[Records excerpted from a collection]
start

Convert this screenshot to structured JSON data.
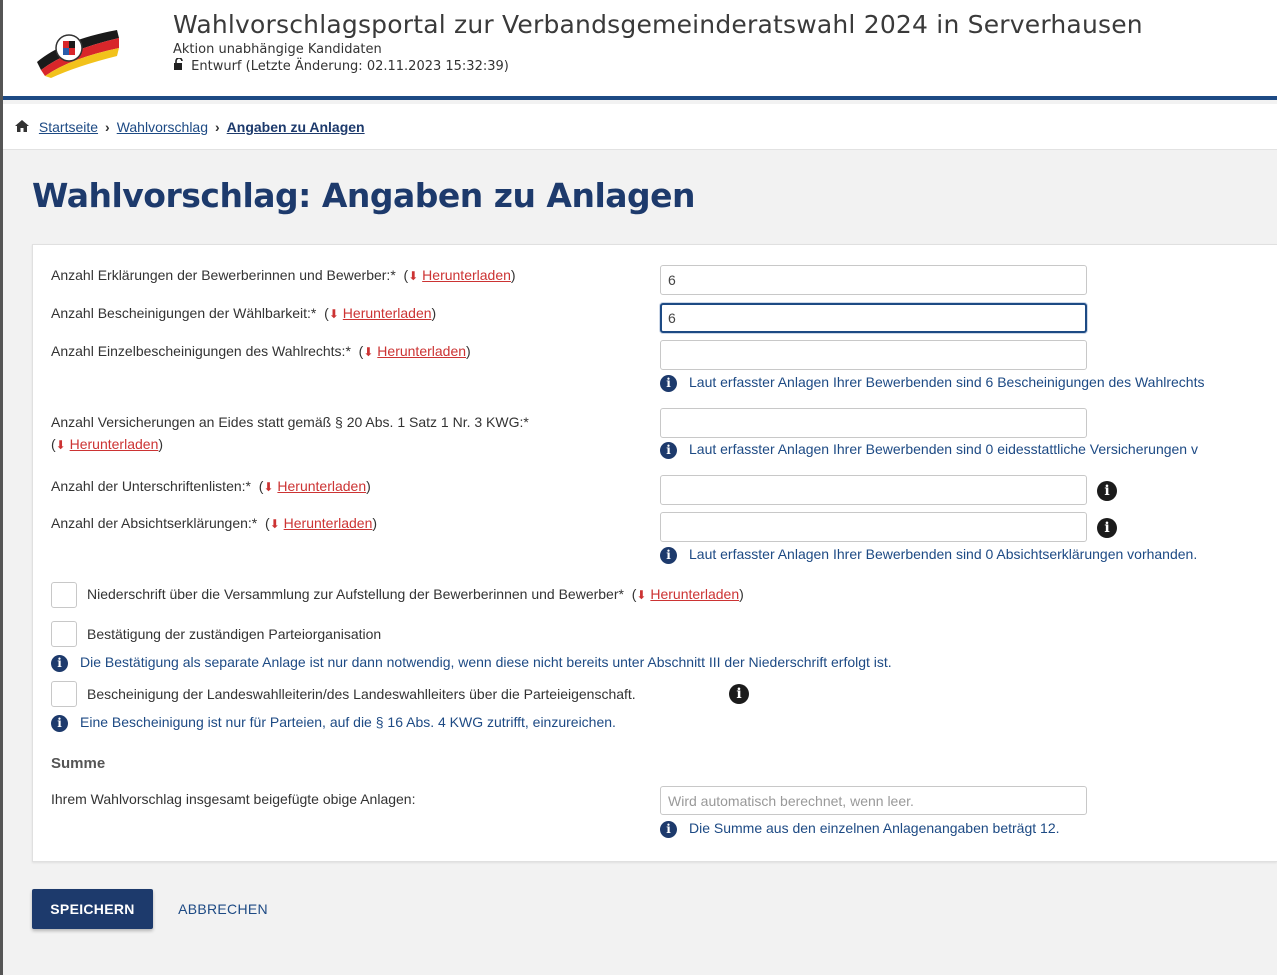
{
  "header": {
    "title": "Wahlvorschlagsportal zur Verbandsgemeinderatswahl 2024 in Serverhausen",
    "subtitle": "Aktion unabhängige Kandidaten",
    "status": "Entwurf (Letzte Änderung: 02.11.2023 15:32:39)",
    "lock_icon": "unlock-icon"
  },
  "breadcrumb": {
    "home": "Startseite",
    "level1": "Wahlvorschlag",
    "current": "Angaben zu Anlagen"
  },
  "page_title": "Wahlvorschlag: Angaben zu Anlagen",
  "download_label": "Herunterladen",
  "fields": {
    "erklaerungen": {
      "label": "Anzahl Erklärungen der Bewerberinnen und Bewerber:*",
      "value": "6"
    },
    "bescheinigungen": {
      "label": "Anzahl Bescheinigungen der Wählbarkeit:*",
      "value": "6"
    },
    "einzelbescheinigungen": {
      "label": "Anzahl Einzelbescheinigungen des Wahlrechts:*",
      "value": "",
      "hint": "Laut erfasster Anlagen Ihrer Bewerbenden sind 6 Bescheinigungen des Wahlrechts"
    },
    "versicherungen": {
      "label": "Anzahl Versicherungen an Eides statt gemäß § 20 Abs. 1 Satz 1 Nr. 3 KWG:*",
      "value": "",
      "hint": "Laut erfasster Anlagen Ihrer Bewerbenden sind 0 eidesstattliche Versicherungen v"
    },
    "unterschriftenlisten": {
      "label": "Anzahl der Unterschriftenlisten:*",
      "value": ""
    },
    "absichtserklaerungen": {
      "label": "Anzahl der Absichtserklärungen:*",
      "value": "",
      "hint": "Laut erfasster Anlagen Ihrer Bewerbenden sind 0 Absichtserklärungen vorhanden."
    }
  },
  "checkboxes": {
    "niederschrift": {
      "label": "Niederschrift über die Versammlung zur Aufstellung der Bewerberinnen und Bewerber*",
      "checked": false
    },
    "bestaetigung": {
      "label": "Bestätigung der zuständigen Parteiorganisation",
      "checked": false,
      "hint": "Die Bestätigung als separate Anlage ist nur dann notwendig, wenn diese nicht bereits unter Abschnitt III der Niederschrift erfolgt ist."
    },
    "landeswahlleiter": {
      "label": "Bescheinigung der Landeswahlleiterin/des Landeswahlleiters über die Parteieigenschaft.",
      "checked": false,
      "hint": "Eine Bescheinigung ist nur für Parteien, auf die § 16 Abs. 4 KWG zutrifft, einzureichen."
    }
  },
  "summe": {
    "heading": "Summe",
    "label": "Ihrem Wahlvorschlag insgesamt beigefügte obige Anlagen:",
    "placeholder": "Wird automatisch berechnet, wenn leer.",
    "hint": "Die Summe aus den einzelnen Anlagenangaben beträgt 12."
  },
  "buttons": {
    "save": "SPEICHERN",
    "cancel": "ABBRECHEN"
  },
  "colors": {
    "primary": "#1d3a6c",
    "link": "#1d4a84",
    "download": "#cc3333"
  }
}
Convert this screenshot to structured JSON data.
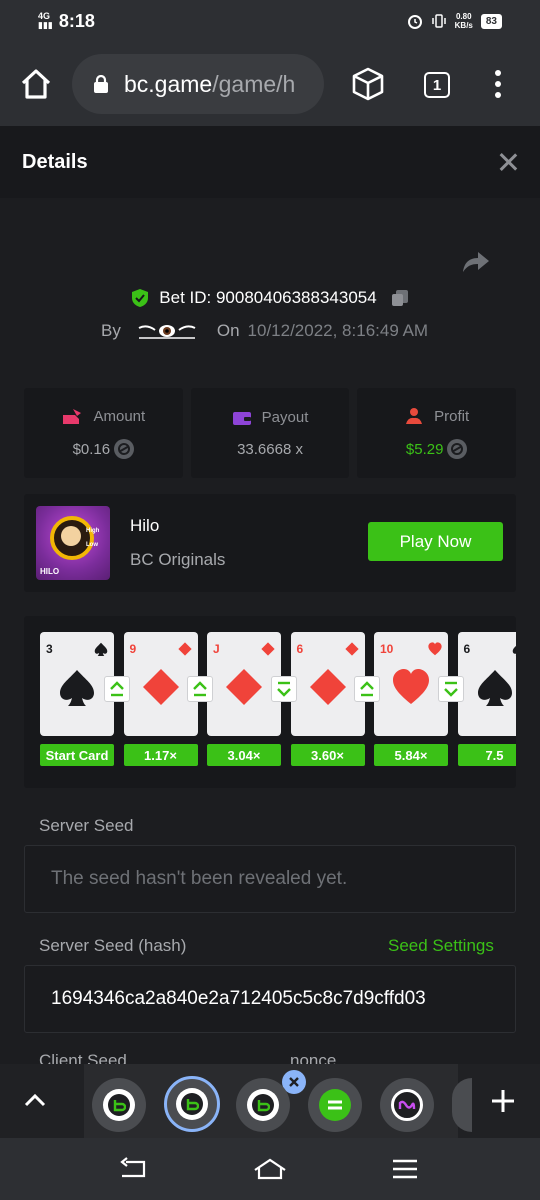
{
  "status": {
    "network": "4G",
    "time": "8:18",
    "speed_value": "0.80",
    "speed_unit": "KB/s",
    "battery": "83"
  },
  "browser": {
    "url_host": "bc.game",
    "url_path": "/game/h",
    "tab_count": "1"
  },
  "header": {
    "title": "Details"
  },
  "bet": {
    "id_label": "Bet ID: 90080406388343054",
    "by_label": "By",
    "on_label": "On",
    "date": "10/12/2022, 8:16:49 AM"
  },
  "stats": {
    "amount": {
      "label": "Amount",
      "value": "$0.16"
    },
    "payout": {
      "label": "Payout",
      "value": "33.6668 x"
    },
    "profit": {
      "label": "Profit",
      "value": "$5.29"
    }
  },
  "game": {
    "name": "Hilo",
    "provider": "BC Originals",
    "play_label": "Play Now",
    "thumb_text": "HILO",
    "thumb_high": "High",
    "thumb_low": "Low"
  },
  "cards": [
    {
      "rank": "3",
      "suit": "spade",
      "mult": "Start Card"
    },
    {
      "rank": "9",
      "suit": "diamond",
      "mult": "1.17×",
      "arrow": "up"
    },
    {
      "rank": "J",
      "suit": "diamond",
      "mult": "3.04×",
      "arrow": "up"
    },
    {
      "rank": "6",
      "suit": "diamond",
      "mult": "3.60×",
      "arrow": "down"
    },
    {
      "rank": "10",
      "suit": "heart",
      "mult": "5.84×",
      "arrow": "up"
    },
    {
      "rank": "6",
      "suit": "spade",
      "mult": "7.5",
      "arrow": "down"
    }
  ],
  "seeds": {
    "server_seed_label": "Server Seed",
    "server_seed_placeholder": "The seed hasn't been revealed yet.",
    "server_hash_label": "Server Seed (hash)",
    "seed_settings_label": "Seed Settings",
    "server_hash_value": "1694346ca2a840e2a712405c5c8c7d9cffd03",
    "client_seed_label": "Client Seed",
    "nonce_label": "nonce"
  },
  "colors": {
    "accent_green": "#3bc117",
    "panel": "#17181b",
    "background": "#1c1d20",
    "card_red": "#f0433a"
  }
}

end

_Exercise aim_
Without the pictures, extract every entry verbatim.

_Task response_
Convert this screenshot to structured JSON data.
{
  "header": {
    "title": "Wahlvorschlagsportal zur Verbandsgemeinderatswahl 2024 in Serverhausen",
    "subtitle": "Aktion unabhängige Kandidaten",
    "status": "Entwurf (Letzte Änderung: 02.11.2023 15:32:39)",
    "lock_icon": "unlock-icon"
  },
  "breadcrumb": {
    "home": "Startseite",
    "level1": "Wahlvorschlag",
    "current": "Angaben zu Anlagen"
  },
  "page_title": "Wahlvorschlag: Angaben zu Anlagen",
  "download_label": "Herunterladen",
  "fields": {
    "erklaerungen": {
      "label": "Anzahl Erklärungen der Bewerberinnen und Bewerber:*",
      "value": "6"
    },
    "bescheinigungen": {
      "label": "Anzahl Bescheinigungen der Wählbarkeit:*",
      "value": "6"
    },
    "einzelbescheinigungen": {
      "label": "Anzahl Einzelbescheinigungen des Wahlrechts:*",
      "value": "",
      "hint": "Laut erfasster Anlagen Ihrer Bewerbenden sind 6 Bescheinigungen des Wahlrechts"
    },
    "versicherungen": {
      "label": "Anzahl Versicherungen an Eides statt gemäß § 20 Abs. 1 Satz 1 Nr. 3 KWG:*",
      "value": "",
      "hint": "Laut erfasster Anlagen Ihrer Bewerbenden sind 0 eidesstattliche Versicherungen v"
    },
    "unterschriftenlisten": {
      "label": "Anzahl der Unterschriftenlisten:*",
      "value": ""
    },
    "absichtserklaerungen": {
      "label": "Anzahl der Absichtserklärungen:*",
      "value": "",
      "hint": "Laut erfasster Anlagen Ihrer Bewerbenden sind 0 Absichtserklärungen vorhanden."
    }
  },
  "checkboxes": {
    "niederschrift": {
      "label": "Niederschrift über die Versammlung zur Aufstellung der Bewerberinnen und Bewerber*",
      "checked": false
    },
    "bestaetigung": {
      "label": "Bestätigung der zuständigen Parteiorganisation",
      "checked": false,
      "hint": "Die Bestätigung als separate Anlage ist nur dann notwendig, wenn diese nicht bereits unter Abschnitt III der Niederschrift erfolgt ist."
    },
    "landeswahlleiter": {
      "label": "Bescheinigung der Landeswahlleiterin/des Landeswahlleiters über die Parteieigenschaft.",
      "checked": false,
      "hint": "Eine Bescheinigung ist nur für Parteien, auf die § 16 Abs. 4 KWG zutrifft, einzureichen."
    }
  },
  "summe": {
    "heading": "Summe",
    "label": "Ihrem Wahlvorschlag insgesamt beigefügte obige Anlagen:",
    "placeholder": "Wird automatisch berechnet, wenn leer.",
    "hint": "Die Summe aus den einzelnen Anlagenangaben beträgt 12."
  },
  "buttons": {
    "save": "SPEICHERN",
    "cancel": "ABBRECHEN"
  },
  "colors": {
    "primary": "#1d3a6c",
    "link": "#1d4a84",
    "download": "#cc3333"
  }
}
Convert this screenshot to structured JSON data.
{
  "status": {
    "network": "4G",
    "time": "8:18",
    "speed_value": "0.80",
    "speed_unit": "KB/s",
    "battery": "83"
  },
  "browser": {
    "url_host": "bc.game",
    "url_path": "/game/h",
    "tab_count": "1"
  },
  "header": {
    "title": "Details"
  },
  "bet": {
    "id_label": "Bet ID: 90080406388343054",
    "by_label": "By",
    "on_label": "On",
    "date": "10/12/2022, 8:16:49 AM"
  },
  "stats": {
    "amount": {
      "label": "Amount",
      "value": "$0.16"
    },
    "payout": {
      "label": "Payout",
      "value": "33.6668 x"
    },
    "profit": {
      "label": "Profit",
      "value": "$5.29"
    }
  },
  "game": {
    "name": "Hilo",
    "provider": "BC Originals",
    "play_label": "Play Now",
    "thumb_text": "HILO",
    "thumb_high": "High",
    "thumb_low": "Low"
  },
  "cards": [
    {
      "rank": "3",
      "suit": "spade",
      "mult": "Start Card"
    },
    {
      "rank": "9",
      "suit": "diamond",
      "mult": "1.17×",
      "arrow": "up"
    },
    {
      "rank": "J",
      "suit": "diamond",
      "mult": "3.04×",
      "arrow": "up"
    },
    {
      "rank": "6",
      "suit": "diamond",
      "mult": "3.60×",
      "arrow": "down"
    },
    {
      "rank": "10",
      "suit": "heart",
      "mult": "5.84×",
      "arrow": "up"
    },
    {
      "rank": "6",
      "suit": "spade",
      "mult": "7.5",
      "arrow": "down"
    }
  ],
  "seeds": {
    "server_seed_label": "Server Seed",
    "server_seed_placeholder": "The seed hasn't been revealed yet.",
    "server_hash_label": "Server Seed (hash)",
    "seed_settings_label": "Seed Settings",
    "server_hash_value": "1694346ca2a840e2a712405c5c8c7d9cffd03",
    "client_seed_label": "Client Seed",
    "nonce_label": "nonce"
  },
  "colors": {
    "accent_green": "#3bc117",
    "panel": "#17181b",
    "background": "#1c1d20",
    "card_red": "#f0433a"
  }
}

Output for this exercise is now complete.